**PROMPT**
Transcribe every line exactly and omit anything that is a picture.

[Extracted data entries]
## Begin
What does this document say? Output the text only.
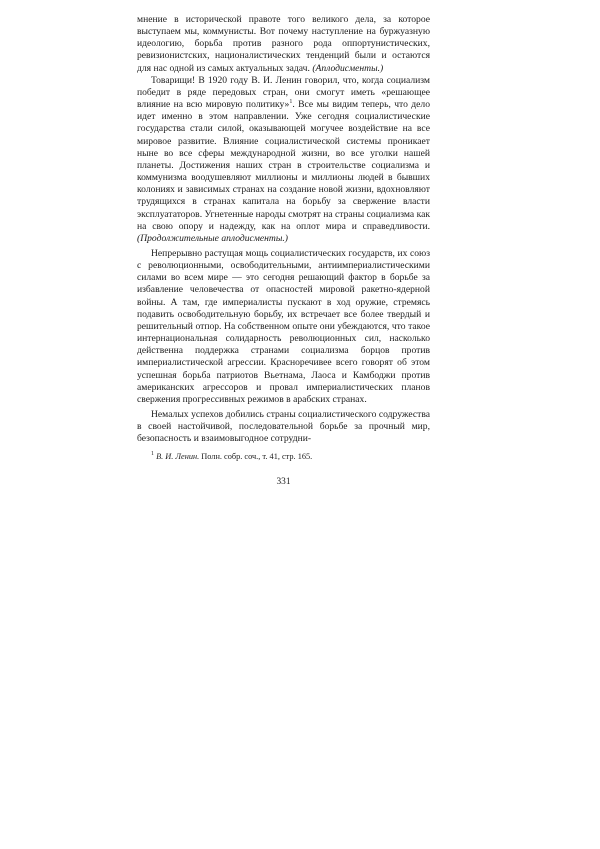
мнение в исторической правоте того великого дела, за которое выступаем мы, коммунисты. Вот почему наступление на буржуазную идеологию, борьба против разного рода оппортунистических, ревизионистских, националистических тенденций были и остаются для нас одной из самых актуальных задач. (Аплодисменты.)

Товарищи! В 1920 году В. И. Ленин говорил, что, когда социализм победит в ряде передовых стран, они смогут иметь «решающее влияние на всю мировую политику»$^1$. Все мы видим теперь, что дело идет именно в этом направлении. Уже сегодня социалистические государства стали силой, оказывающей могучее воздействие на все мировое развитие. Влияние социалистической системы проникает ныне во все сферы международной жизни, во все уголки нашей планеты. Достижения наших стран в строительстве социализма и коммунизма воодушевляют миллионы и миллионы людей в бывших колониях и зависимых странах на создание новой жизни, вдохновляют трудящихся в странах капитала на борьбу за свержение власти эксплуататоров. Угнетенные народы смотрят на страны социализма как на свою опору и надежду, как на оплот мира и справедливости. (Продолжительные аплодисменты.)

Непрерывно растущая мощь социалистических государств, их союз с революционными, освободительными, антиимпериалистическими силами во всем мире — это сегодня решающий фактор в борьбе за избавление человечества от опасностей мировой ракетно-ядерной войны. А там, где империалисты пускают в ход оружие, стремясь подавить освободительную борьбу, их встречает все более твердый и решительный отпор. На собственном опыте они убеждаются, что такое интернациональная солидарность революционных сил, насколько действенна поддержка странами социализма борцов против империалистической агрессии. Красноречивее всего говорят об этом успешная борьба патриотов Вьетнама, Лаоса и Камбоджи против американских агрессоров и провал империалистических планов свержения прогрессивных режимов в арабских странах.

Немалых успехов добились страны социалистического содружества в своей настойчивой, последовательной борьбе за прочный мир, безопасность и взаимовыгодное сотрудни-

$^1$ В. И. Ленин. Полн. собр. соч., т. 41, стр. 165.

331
## End
**TASK SOLUTION**
What does this document say? Output the text only.
мнение в исторической правоте того великого дела, за которое выступаем мы, коммунисты. Вот почему наступление на буржуазную идеологию, борьба против разного рода оппортунистических, ревизионистских, националистических тенденций были и остаются для нас одной из самых актуальных задач. (Аплодисменты.)

Товарищи! В 1920 году В. И. Ленин говорил, что, когда социализм победит в ряде передовых стран, они смогут иметь «решающее влияние на всю мировую политику»$^1$. Все мы видим теперь, что дело идет именно в этом направлении. Уже сегодня социалистические государства стали силой, оказывающей могучее воздействие на все мировое развитие. Влияние социалистической системы проникает ныне во все сферы международной жизни, во все уголки нашей планеты. Достижения наших стран в строительстве социализма и коммунизма воодушевляют миллионы и миллионы людей в бывших колониях и зависимых странах на создание новой жизни, вдохновляют трудящихся в странах капитала на борьбу за свержение власти эксплуататоров. Угнетенные народы смотрят на страны социализма как на свою опору и надежду, как на оплот мира и справедливости. (Продолжительные аплодисменты.)

Непрерывно растущая мощь социалистических государств, их союз с революционными, освободительными, антиимпериалистическими силами во всем мире — это сегодня решающий фактор в борьбе за избавление человечества от опасностей мировой ракетно-ядерной войны. А там, где империалисты пускают в ход оружие, стремясь подавить освободительную борьбу, их встречает все более твердый и решительный отпор. На собственном опыте они убеждаются, что такое интернациональная солидарность революционных сил, насколько действенна поддержка странами социализма борцов против империалистической агрессии. Красноречивее всего говорят об этом успешная борьба патриотов Вьетнама, Лаоса и Камбоджи против американских агрессоров и провал империалистических планов свержения прогрессивных режимов в арабских странах.

Немалых успехов добились страны социалистического содружества в своей настойчивой, последовательной борьбе за прочный мир, безопасность и взаимовыгодное сотрудни-

$^1$ В. И. Ленин. Полн. собр. соч., т. 41, стр. 165.

331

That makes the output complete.